**WRITTEN PROBLEM**
In how many lines of the data does the word "SUBDISTRICT" appear? Give the number by itself.

**RECORDS TO USE**
>> Begin

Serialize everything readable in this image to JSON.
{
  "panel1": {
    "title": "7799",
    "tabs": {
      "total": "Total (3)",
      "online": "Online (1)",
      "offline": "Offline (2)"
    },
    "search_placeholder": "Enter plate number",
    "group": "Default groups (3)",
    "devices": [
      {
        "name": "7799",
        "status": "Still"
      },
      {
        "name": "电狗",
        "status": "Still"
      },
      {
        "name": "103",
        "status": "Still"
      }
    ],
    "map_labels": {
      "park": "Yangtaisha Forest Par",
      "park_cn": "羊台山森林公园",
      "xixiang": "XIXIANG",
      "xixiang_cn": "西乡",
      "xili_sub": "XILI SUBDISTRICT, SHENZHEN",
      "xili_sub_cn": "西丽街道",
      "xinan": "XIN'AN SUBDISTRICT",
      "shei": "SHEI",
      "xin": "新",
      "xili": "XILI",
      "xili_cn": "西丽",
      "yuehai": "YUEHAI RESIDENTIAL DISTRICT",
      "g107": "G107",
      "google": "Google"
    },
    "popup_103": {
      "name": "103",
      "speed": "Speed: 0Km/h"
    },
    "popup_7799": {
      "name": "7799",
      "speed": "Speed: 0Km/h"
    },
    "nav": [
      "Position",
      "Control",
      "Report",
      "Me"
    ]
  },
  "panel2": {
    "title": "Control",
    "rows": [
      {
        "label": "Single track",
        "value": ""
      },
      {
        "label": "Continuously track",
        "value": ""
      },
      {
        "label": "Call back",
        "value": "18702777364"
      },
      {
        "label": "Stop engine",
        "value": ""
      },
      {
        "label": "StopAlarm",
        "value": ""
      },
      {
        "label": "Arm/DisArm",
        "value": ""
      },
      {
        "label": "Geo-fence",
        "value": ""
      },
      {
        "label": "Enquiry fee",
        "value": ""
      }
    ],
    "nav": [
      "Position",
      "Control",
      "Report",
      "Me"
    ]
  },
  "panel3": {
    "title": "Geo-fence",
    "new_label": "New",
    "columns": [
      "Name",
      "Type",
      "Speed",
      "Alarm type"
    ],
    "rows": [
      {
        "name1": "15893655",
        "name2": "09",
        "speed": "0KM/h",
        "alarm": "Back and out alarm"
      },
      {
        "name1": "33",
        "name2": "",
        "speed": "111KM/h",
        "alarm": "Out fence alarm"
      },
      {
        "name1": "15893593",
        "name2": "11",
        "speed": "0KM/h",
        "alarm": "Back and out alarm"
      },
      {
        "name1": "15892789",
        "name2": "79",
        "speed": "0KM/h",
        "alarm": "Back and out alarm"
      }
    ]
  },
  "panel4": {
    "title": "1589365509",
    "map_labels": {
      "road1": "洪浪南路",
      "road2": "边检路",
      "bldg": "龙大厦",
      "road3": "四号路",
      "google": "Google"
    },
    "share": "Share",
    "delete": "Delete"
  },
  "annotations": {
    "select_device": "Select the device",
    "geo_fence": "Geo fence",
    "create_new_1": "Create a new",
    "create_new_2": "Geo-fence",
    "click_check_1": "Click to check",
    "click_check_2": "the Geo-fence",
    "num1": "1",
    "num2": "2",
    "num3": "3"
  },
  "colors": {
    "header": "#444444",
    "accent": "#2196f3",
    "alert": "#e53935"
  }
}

>> End

**REPLY TO THE EXERCISE**
2